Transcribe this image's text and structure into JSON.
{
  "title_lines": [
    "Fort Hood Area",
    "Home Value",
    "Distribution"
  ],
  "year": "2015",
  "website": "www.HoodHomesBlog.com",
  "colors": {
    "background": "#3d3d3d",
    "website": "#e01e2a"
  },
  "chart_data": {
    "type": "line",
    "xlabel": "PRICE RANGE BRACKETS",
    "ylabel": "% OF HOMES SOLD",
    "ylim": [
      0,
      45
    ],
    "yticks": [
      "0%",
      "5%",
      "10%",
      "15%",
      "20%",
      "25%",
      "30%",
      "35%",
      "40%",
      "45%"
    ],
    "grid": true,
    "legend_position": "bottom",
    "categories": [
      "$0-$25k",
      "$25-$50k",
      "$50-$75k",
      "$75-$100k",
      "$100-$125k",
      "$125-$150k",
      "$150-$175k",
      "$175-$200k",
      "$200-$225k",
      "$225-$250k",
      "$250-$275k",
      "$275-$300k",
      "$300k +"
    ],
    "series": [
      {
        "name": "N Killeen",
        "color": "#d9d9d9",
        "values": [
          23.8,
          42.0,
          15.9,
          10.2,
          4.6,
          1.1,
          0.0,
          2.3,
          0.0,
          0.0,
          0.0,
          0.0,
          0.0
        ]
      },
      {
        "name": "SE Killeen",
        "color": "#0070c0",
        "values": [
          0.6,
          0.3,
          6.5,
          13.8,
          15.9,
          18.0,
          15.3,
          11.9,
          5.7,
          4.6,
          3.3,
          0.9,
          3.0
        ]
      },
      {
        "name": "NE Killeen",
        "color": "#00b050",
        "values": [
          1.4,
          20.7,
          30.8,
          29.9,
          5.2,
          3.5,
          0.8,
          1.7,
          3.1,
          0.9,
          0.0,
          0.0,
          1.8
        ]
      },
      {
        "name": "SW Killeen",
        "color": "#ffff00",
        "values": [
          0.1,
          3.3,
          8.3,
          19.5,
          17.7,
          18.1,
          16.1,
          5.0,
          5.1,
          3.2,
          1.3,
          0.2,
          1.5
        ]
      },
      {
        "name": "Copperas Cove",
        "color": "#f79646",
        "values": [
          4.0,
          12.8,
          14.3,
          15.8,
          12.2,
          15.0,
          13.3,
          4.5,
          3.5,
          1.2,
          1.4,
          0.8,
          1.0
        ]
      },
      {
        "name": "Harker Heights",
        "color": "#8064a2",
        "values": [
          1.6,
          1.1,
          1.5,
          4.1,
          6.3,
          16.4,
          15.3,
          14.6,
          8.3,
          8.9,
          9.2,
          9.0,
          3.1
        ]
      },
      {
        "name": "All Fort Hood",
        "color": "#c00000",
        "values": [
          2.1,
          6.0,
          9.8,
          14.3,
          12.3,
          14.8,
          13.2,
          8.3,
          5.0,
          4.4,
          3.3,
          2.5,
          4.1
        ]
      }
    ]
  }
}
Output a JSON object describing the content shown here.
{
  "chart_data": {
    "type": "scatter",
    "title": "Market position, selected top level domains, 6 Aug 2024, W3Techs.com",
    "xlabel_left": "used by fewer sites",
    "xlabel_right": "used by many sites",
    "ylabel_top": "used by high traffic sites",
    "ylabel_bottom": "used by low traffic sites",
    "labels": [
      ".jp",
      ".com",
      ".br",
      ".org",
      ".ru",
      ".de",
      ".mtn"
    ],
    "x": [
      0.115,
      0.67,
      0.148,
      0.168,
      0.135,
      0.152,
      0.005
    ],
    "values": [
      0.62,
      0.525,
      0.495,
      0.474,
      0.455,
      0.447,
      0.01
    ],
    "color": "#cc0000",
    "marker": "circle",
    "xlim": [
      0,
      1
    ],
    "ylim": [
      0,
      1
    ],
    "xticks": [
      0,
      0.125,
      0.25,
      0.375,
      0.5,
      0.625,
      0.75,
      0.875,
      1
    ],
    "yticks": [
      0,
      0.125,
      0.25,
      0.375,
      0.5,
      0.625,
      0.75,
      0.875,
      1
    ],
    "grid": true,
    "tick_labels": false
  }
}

■ Your instructions ■
Print the listing above in full, exactly as it is.

■ The solution ■
Transcribe this image's text and structure into JSON.
{
  "title_lines": [
    "Fort Hood Area",
    "Home Value",
    "Distribution"
  ],
  "year": "2015",
  "website": "www.HoodHomesBlog.com",
  "colors": {
    "background": "#3d3d3d",
    "website": "#e01e2a"
  },
  "chart_data": {
    "type": "line",
    "xlabel": "PRICE RANGE BRACKETS",
    "ylabel": "% OF HOMES SOLD",
    "ylim": [
      0,
      45
    ],
    "yticks": [
      "0%",
      "5%",
      "10%",
      "15%",
      "20%",
      "25%",
      "30%",
      "35%",
      "40%",
      "45%"
    ],
    "grid": true,
    "legend_position": "bottom",
    "categories": [
      "$0-$25k",
      "$25-$50k",
      "$50-$75k",
      "$75-$100k",
      "$100-$125k",
      "$125-$150k",
      "$150-$175k",
      "$175-$200k",
      "$200-$225k",
      "$225-$250k",
      "$250-$275k",
      "$275-$300k",
      "$300k +"
    ],
    "series": [
      {
        "name": "N Killeen",
        "color": "#d9d9d9",
        "values": [
          23.8,
          42.0,
          15.9,
          10.2,
          4.6,
          1.1,
          0.0,
          2.3,
          0.0,
          0.0,
          0.0,
          0.0,
          0.0
        ]
      },
      {
        "name": "SE Killeen",
        "color": "#0070c0",
        "values": [
          0.6,
          0.3,
          6.5,
          13.8,
          15.9,
          18.0,
          15.3,
          11.9,
          5.7,
          4.6,
          3.3,
          0.9,
          3.0
        ]
      },
      {
        "name": "NE Killeen",
        "color": "#00b050",
        "values": [
          1.4,
          20.7,
          30.8,
          29.9,
          5.2,
          3.5,
          0.8,
          1.7,
          3.1,
          0.9,
          0.0,
          0.0,
          1.8
        ]
      },
      {
        "name": "SW Killeen",
        "color": "#ffff00",
        "values": [
          0.1,
          3.3,
          8.3,
          19.5,
          17.7,
          18.1,
          16.1,
          5.0,
          5.1,
          3.2,
          1.3,
          0.2,
          1.5
        ]
      },
      {
        "name": "Copperas Cove",
        "color": "#f79646",
        "values": [
          4.0,
          12.8,
          14.3,
          15.8,
          12.2,
          15.0,
          13.3,
          4.5,
          3.5,
          1.2,
          1.4,
          0.8,
          1.0
        ]
      },
      {
        "name": "Harker Heights",
        "color": "#8064a2",
        "values": [
          1.6,
          1.1,
          1.5,
          4.1,
          6.3,
          16.4,
          15.3,
          14.6,
          8.3,
          8.9,
          9.2,
          9.0,
          3.1
        ]
      },
      {
        "name": "All Fort Hood",
        "color": "#c00000",
        "values": [
          2.1,
          6.0,
          9.8,
          14.3,
          12.3,
          14.8,
          13.2,
          8.3,
          5.0,
          4.4,
          3.3,
          2.5,
          4.1
        ]
      }
    ]
  }
}
Output a JSON object describing the content shown here.
{
  "chart_data": {
    "type": "scatter",
    "title": "Market position, selected top level domains, 6 Aug 2024, W3Techs.com",
    "xlabel_left": "used by fewer sites",
    "xlabel_right": "used by many sites",
    "ylabel_top": "used by high traffic sites",
    "ylabel_bottom": "used by low traffic sites",
    "labels": [
      ".jp",
      ".com",
      ".br",
      ".org",
      ".ru",
      ".de",
      ".mtn"
    ],
    "x": [
      0.115,
      0.67,
      0.148,
      0.168,
      0.135,
      0.152,
      0.005
    ],
    "values": [
      0.62,
      0.525,
      0.495,
      0.474,
      0.455,
      0.447,
      0.01
    ],
    "color": "#cc0000",
    "marker": "circle",
    "xlim": [
      0,
      1
    ],
    "ylim": [
      0,
      1
    ],
    "xticks": [
      0,
      0.125,
      0.25,
      0.375,
      0.5,
      0.625,
      0.75,
      0.875,
      1
    ],
    "yticks": [
      0,
      0.125,
      0.25,
      0.375,
      0.5,
      0.625,
      0.75,
      0.875,
      1
    ],
    "grid": true,
    "tick_labels": false
  }
}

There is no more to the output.